<<<<

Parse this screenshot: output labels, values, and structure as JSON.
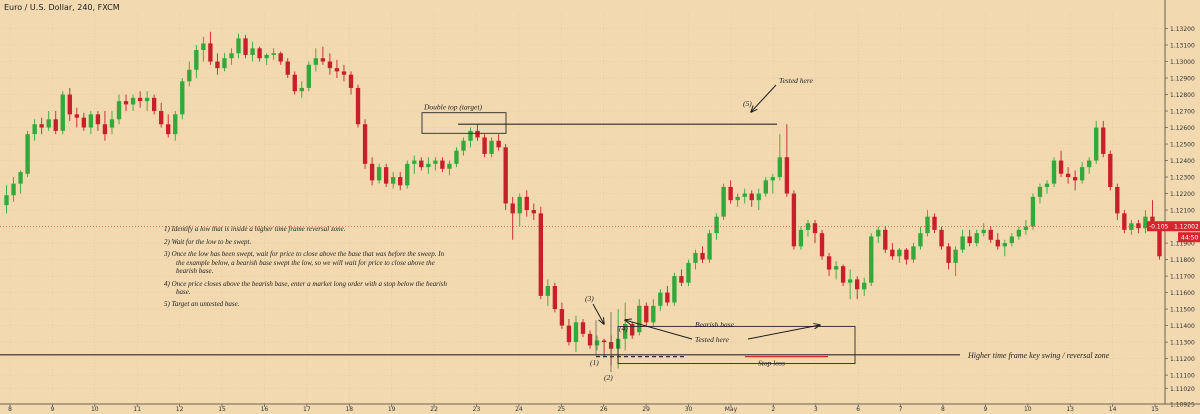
{
  "header": {
    "title": "Euro / U.S. Dollar, 240, FXCM"
  },
  "colors": {
    "background": "#f2d9b0",
    "up": "#35a83b",
    "down": "#c8202a",
    "text": "#222222",
    "badge_red": "#d8242c"
  },
  "instructions": [
    "1) Identify a low that is inside a higher time frame reversal zone.",
    "2) Wait for the low to be swept.",
    "3) Once the low has been swept, wait for price to close above the base that was before the sweep. In the example below, a bearish base swept the low, so we will wait for price to close above the bearish base.",
    "4) Once price closes above the bearish base, enter a market long order with a stop below the bearish base.",
    "5) Target an untested base."
  ],
  "annotations": {
    "double_top": "Double top (target)",
    "tested_here_top": "Tested here",
    "label_5": "(5)",
    "label_3": "(3)",
    "label_4": "(4)",
    "label_1": "(1)",
    "label_2": "(2)",
    "bearish_base": "Bearish base",
    "tested_here_bottom": "Tested here",
    "stop_loss": "Stop loss",
    "htf_zone": "Higher time frame key swing / reversal zone"
  },
  "badges": {
    "change": "-0.105",
    "price": "1.12002",
    "countdown": "44:50"
  },
  "chart_data": {
    "type": "candlestick",
    "title": "Euro / U.S. Dollar, 240, FXCM",
    "ylim": [
      1.10925,
      1.133
    ],
    "y_ticks": [
      "1.13200",
      "1.13100",
      "1.13000",
      "1.12900",
      "1.12800",
      "1.12700",
      "1.12600",
      "1.12500",
      "1.12400",
      "1.12300",
      "1.12200",
      "1.12100",
      "1.12000",
      "1.11900",
      "1.11800",
      "1.11700",
      "1.11600",
      "1.11500",
      "1.11400",
      "1.11300",
      "1.11200",
      "1.11100",
      "1.11020",
      "1.10925"
    ],
    "x_ticks": [
      "8",
      "9",
      "10",
      "11",
      "12",
      "15",
      "16",
      "17",
      "18",
      "19",
      "22",
      "23",
      "24",
      "25",
      "26",
      "29",
      "30",
      "May",
      "2",
      "3",
      "6",
      "7",
      "8",
      "9",
      "10",
      "13",
      "14",
      "15"
    ],
    "key_levels": {
      "double_top": 1.1262,
      "bearish_base_high": 1.11395,
      "bearish_base_low": 1.11255,
      "htf_zone": 1.11223,
      "stop_loss": 1.11212
    },
    "candles": [
      [
        1.1213,
        1.1225,
        1.1208,
        1.1219
      ],
      [
        1.1219,
        1.123,
        1.1215,
        1.1226
      ],
      [
        1.1226,
        1.1234,
        1.122,
        1.1233
      ],
      [
        1.1232,
        1.1258,
        1.123,
        1.1256
      ],
      [
        1.1256,
        1.1265,
        1.1252,
        1.1262
      ],
      [
        1.1262,
        1.1266,
        1.1256,
        1.126
      ],
      [
        1.126,
        1.127,
        1.1258,
        1.1265
      ],
      [
        1.1265,
        1.127,
        1.1256,
        1.1258
      ],
      [
        1.1258,
        1.1282,
        1.1256,
        1.128
      ],
      [
        1.128,
        1.1284,
        1.1264,
        1.1268
      ],
      [
        1.1268,
        1.1272,
        1.126,
        1.1266
      ],
      [
        1.1266,
        1.1269,
        1.1258,
        1.126
      ],
      [
        1.126,
        1.127,
        1.1256,
        1.1268
      ],
      [
        1.1268,
        1.127,
        1.1258,
        1.1262
      ],
      [
        1.1262,
        1.127,
        1.1252,
        1.1256
      ],
      [
        1.126,
        1.127,
        1.1256,
        1.1265
      ],
      [
        1.1265,
        1.128,
        1.1262,
        1.1276
      ],
      [
        1.1276,
        1.128,
        1.127,
        1.1274
      ],
      [
        1.1274,
        1.128,
        1.127,
        1.1278
      ],
      [
        1.1278,
        1.1282,
        1.1272,
        1.1276
      ],
      [
        1.1276,
        1.1282,
        1.127,
        1.1278
      ],
      [
        1.1278,
        1.128,
        1.1268,
        1.127
      ],
      [
        1.127,
        1.1275,
        1.126,
        1.1262
      ],
      [
        1.1262,
        1.1268,
        1.1254,
        1.1256
      ],
      [
        1.1256,
        1.127,
        1.1252,
        1.1268
      ],
      [
        1.1268,
        1.129,
        1.1265,
        1.1288
      ],
      [
        1.1288,
        1.13,
        1.1285,
        1.1295
      ],
      [
        1.1295,
        1.131,
        1.129,
        1.1307
      ],
      [
        1.1307,
        1.1315,
        1.13,
        1.1311
      ],
      [
        1.1311,
        1.1318,
        1.1298,
        1.13
      ],
      [
        1.13,
        1.1305,
        1.1292,
        1.1296
      ],
      [
        1.1296,
        1.1305,
        1.1294,
        1.1302
      ],
      [
        1.1302,
        1.1308,
        1.1298,
        1.1305
      ],
      [
        1.1305,
        1.1317,
        1.1302,
        1.1314
      ],
      [
        1.1314,
        1.1316,
        1.1302,
        1.1304
      ],
      [
        1.1304,
        1.1312,
        1.13,
        1.1308
      ],
      [
        1.1308,
        1.1309,
        1.13,
        1.1302
      ],
      [
        1.1302,
        1.1305,
        1.1298,
        1.1304
      ],
      [
        1.1304,
        1.1308,
        1.1301,
        1.1305
      ],
      [
        1.1305,
        1.1306,
        1.1298,
        1.13
      ],
      [
        1.13,
        1.1302,
        1.129,
        1.1292
      ],
      [
        1.1292,
        1.1294,
        1.128,
        1.1282
      ],
      [
        1.1282,
        1.1288,
        1.1278,
        1.1284
      ],
      [
        1.1284,
        1.13,
        1.1282,
        1.1298
      ],
      [
        1.1298,
        1.1308,
        1.1294,
        1.1302
      ],
      [
        1.1302,
        1.1309,
        1.1298,
        1.13
      ],
      [
        1.13,
        1.1305,
        1.1292,
        1.1296
      ],
      [
        1.1296,
        1.1301,
        1.129,
        1.1294
      ],
      [
        1.1294,
        1.1298,
        1.1288,
        1.1292
      ],
      [
        1.1292,
        1.1294,
        1.128,
        1.1284
      ],
      [
        1.1284,
        1.1286,
        1.126,
        1.1262
      ],
      [
        1.1262,
        1.1265,
        1.1235,
        1.1238
      ],
      [
        1.1238,
        1.1242,
        1.1225,
        1.1228
      ],
      [
        1.1228,
        1.1238,
        1.1226,
        1.1236
      ],
      [
        1.1236,
        1.1238,
        1.1224,
        1.1226
      ],
      [
        1.1226,
        1.1233,
        1.1223,
        1.123
      ],
      [
        1.123,
        1.1233,
        1.1222,
        1.1225
      ],
      [
        1.1225,
        1.124,
        1.1223,
        1.1238
      ],
      [
        1.1238,
        1.1243,
        1.1232,
        1.124
      ],
      [
        1.124,
        1.1242,
        1.1234,
        1.1236
      ],
      [
        1.1236,
        1.1242,
        1.1232,
        1.1238
      ],
      [
        1.1238,
        1.1242,
        1.1234,
        1.124
      ],
      [
        1.124,
        1.1242,
        1.1233,
        1.1235
      ],
      [
        1.1235,
        1.124,
        1.1231,
        1.1238
      ],
      [
        1.1238,
        1.1248,
        1.1236,
        1.1246
      ],
      [
        1.1246,
        1.1254,
        1.1243,
        1.1252
      ],
      [
        1.1252,
        1.126,
        1.1248,
        1.1258
      ],
      [
        1.1258,
        1.1262,
        1.1252,
        1.1254
      ],
      [
        1.1254,
        1.1256,
        1.1242,
        1.1244
      ],
      [
        1.1244,
        1.1254,
        1.1242,
        1.1252
      ],
      [
        1.1252,
        1.1256,
        1.1246,
        1.1248
      ],
      [
        1.1248,
        1.125,
        1.121,
        1.1214
      ],
      [
        1.1214,
        1.1218,
        1.1192,
        1.1208
      ],
      [
        1.1208,
        1.122,
        1.12,
        1.1218
      ],
      [
        1.1218,
        1.1222,
        1.1206,
        1.121
      ],
      [
        1.121,
        1.1214,
        1.1204,
        1.1208
      ],
      [
        1.1208,
        1.1212,
        1.1156,
        1.1158
      ],
      [
        1.1158,
        1.1168,
        1.1152,
        1.1164
      ],
      [
        1.1164,
        1.1166,
        1.1148,
        1.115
      ],
      [
        1.115,
        1.1154,
        1.1138,
        1.114
      ],
      [
        1.114,
        1.1144,
        1.1128,
        1.113
      ],
      [
        1.113,
        1.1146,
        1.1124,
        1.1142
      ],
      [
        1.1142,
        1.1144,
        1.1133,
        1.1135
      ],
      [
        1.1135,
        1.1137,
        1.1126,
        1.1128
      ],
      [
        1.1128,
        1.1134,
        1.1125,
        1.1131
      ],
      [
        1.1131,
        1.1132,
        1.1121,
        1.113
      ],
      [
        1.113,
        1.1134,
        1.1116,
        1.1126
      ],
      [
        1.1126,
        1.115,
        1.1114,
        1.1132
      ],
      [
        1.1132,
        1.1154,
        1.1125,
        1.1141
      ],
      [
        1.1141,
        1.1142,
        1.1132,
        1.1134
      ],
      [
        1.1136,
        1.1156,
        1.1134,
        1.1152
      ],
      [
        1.1152,
        1.1154,
        1.114,
        1.1142
      ],
      [
        1.1142,
        1.1156,
        1.114,
        1.1152
      ],
      [
        1.1152,
        1.1162,
        1.1149,
        1.116
      ],
      [
        1.116,
        1.1164,
        1.1152,
        1.1154
      ],
      [
        1.1154,
        1.1172,
        1.1152,
        1.117
      ],
      [
        1.117,
        1.1174,
        1.1164,
        1.1166
      ],
      [
        1.1166,
        1.118,
        1.1164,
        1.1178
      ],
      [
        1.1178,
        1.1186,
        1.1174,
        1.1184
      ],
      [
        1.1184,
        1.1188,
        1.1178,
        1.118
      ],
      [
        1.118,
        1.1198,
        1.1178,
        1.1196
      ],
      [
        1.1196,
        1.1208,
        1.1192,
        1.1206
      ],
      [
        1.1206,
        1.1226,
        1.1204,
        1.1224
      ],
      [
        1.1224,
        1.1228,
        1.1214,
        1.1216
      ],
      [
        1.1216,
        1.122,
        1.1212,
        1.1218
      ],
      [
        1.1218,
        1.1223,
        1.1214,
        1.122
      ],
      [
        1.122,
        1.1222,
        1.1212,
        1.1216
      ],
      [
        1.1216,
        1.1223,
        1.121,
        1.122
      ],
      [
        1.122,
        1.123,
        1.1218,
        1.1228
      ],
      [
        1.1228,
        1.1232,
        1.122,
        1.123
      ],
      [
        1.123,
        1.1256,
        1.1228,
        1.1242
      ],
      [
        1.1242,
        1.1262,
        1.1218,
        1.122
      ],
      [
        1.122,
        1.1222,
        1.1186,
        1.1188
      ],
      [
        1.1188,
        1.12,
        1.1186,
        1.1198
      ],
      [
        1.1198,
        1.1204,
        1.1194,
        1.1202
      ],
      [
        1.1202,
        1.1204,
        1.119,
        1.1196
      ],
      [
        1.1196,
        1.1198,
        1.118,
        1.1182
      ],
      [
        1.1182,
        1.1184,
        1.117,
        1.1174
      ],
      [
        1.1174,
        1.1179,
        1.1168,
        1.1176
      ],
      [
        1.1176,
        1.1177,
        1.1164,
        1.1166
      ],
      [
        1.1166,
        1.1174,
        1.1156,
        1.1168
      ],
      [
        1.1168,
        1.117,
        1.1156,
        1.1162
      ],
      [
        1.1162,
        1.1169,
        1.1158,
        1.1166
      ],
      [
        1.1166,
        1.1196,
        1.1164,
        1.1194
      ],
      [
        1.1194,
        1.12,
        1.119,
        1.1198
      ],
      [
        1.1198,
        1.12,
        1.1184,
        1.1186
      ],
      [
        1.1186,
        1.119,
        1.118,
        1.1182
      ],
      [
        1.1182,
        1.1187,
        1.1178,
        1.1186
      ],
      [
        1.1186,
        1.1187,
        1.1177,
        1.118
      ],
      [
        1.118,
        1.119,
        1.1178,
        1.1188
      ],
      [
        1.1188,
        1.12,
        1.1186,
        1.1196
      ],
      [
        1.1196,
        1.121,
        1.1194,
        1.1206
      ],
      [
        1.1206,
        1.1208,
        1.1196,
        1.1198
      ],
      [
        1.1198,
        1.12,
        1.1186,
        1.1188
      ],
      [
        1.1188,
        1.119,
        1.1174,
        1.1178
      ],
      [
        1.1178,
        1.1188,
        1.117,
        1.1186
      ],
      [
        1.1186,
        1.1198,
        1.1184,
        1.1194
      ],
      [
        1.1194,
        1.1198,
        1.1188,
        1.119
      ],
      [
        1.119,
        1.1198,
        1.1188,
        1.1196
      ],
      [
        1.1196,
        1.1202,
        1.1194,
        1.1198
      ],
      [
        1.1198,
        1.12,
        1.119,
        1.1192
      ],
      [
        1.1192,
        1.1196,
        1.1186,
        1.1188
      ],
      [
        1.1188,
        1.1192,
        1.1182,
        1.119
      ],
      [
        1.119,
        1.1196,
        1.1188,
        1.1194
      ],
      [
        1.1194,
        1.12,
        1.1192,
        1.1198
      ],
      [
        1.1198,
        1.1204,
        1.1195,
        1.12
      ],
      [
        1.12,
        1.122,
        1.1198,
        1.1218
      ],
      [
        1.1218,
        1.1226,
        1.1214,
        1.1224
      ],
      [
        1.1224,
        1.1228,
        1.122,
        1.1226
      ],
      [
        1.1226,
        1.1242,
        1.1224,
        1.124
      ],
      [
        1.124,
        1.1246,
        1.123,
        1.1232
      ],
      [
        1.1232,
        1.1236,
        1.1226,
        1.123
      ],
      [
        1.123,
        1.1234,
        1.1222,
        1.1228
      ],
      [
        1.1228,
        1.1239,
        1.1226,
        1.1236
      ],
      [
        1.1236,
        1.1242,
        1.1232,
        1.124
      ],
      [
        1.124,
        1.1264,
        1.1238,
        1.126
      ],
      [
        1.126,
        1.1264,
        1.1242,
        1.1244
      ],
      [
        1.1244,
        1.1246,
        1.1222,
        1.1224
      ],
      [
        1.1224,
        1.1226,
        1.1204,
        1.1208
      ],
      [
        1.1208,
        1.121,
        1.1196,
        1.1198
      ],
      [
        1.1198,
        1.1204,
        1.1195,
        1.1202
      ],
      [
        1.1202,
        1.1204,
        1.1196,
        1.1199
      ],
      [
        1.1199,
        1.121,
        1.1196,
        1.1206
      ],
      [
        1.1206,
        1.1216,
        1.1198,
        1.12
      ],
      [
        1.12,
        1.1202,
        1.118,
        1.1182
      ]
    ]
  }
}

>>>>

- _Aim_
Go through the records and show every line with the string "Once" in it.

- _Answer in full_
    "3) Once the low has been swept, wait for price to close above the base that was before the sweep. In the example below, a bearish base swept the low, so we will wait for price to close above the bearish base.",
    "4) Once price closes above the bearish base, enter a market long order with a stop below the bearish base.",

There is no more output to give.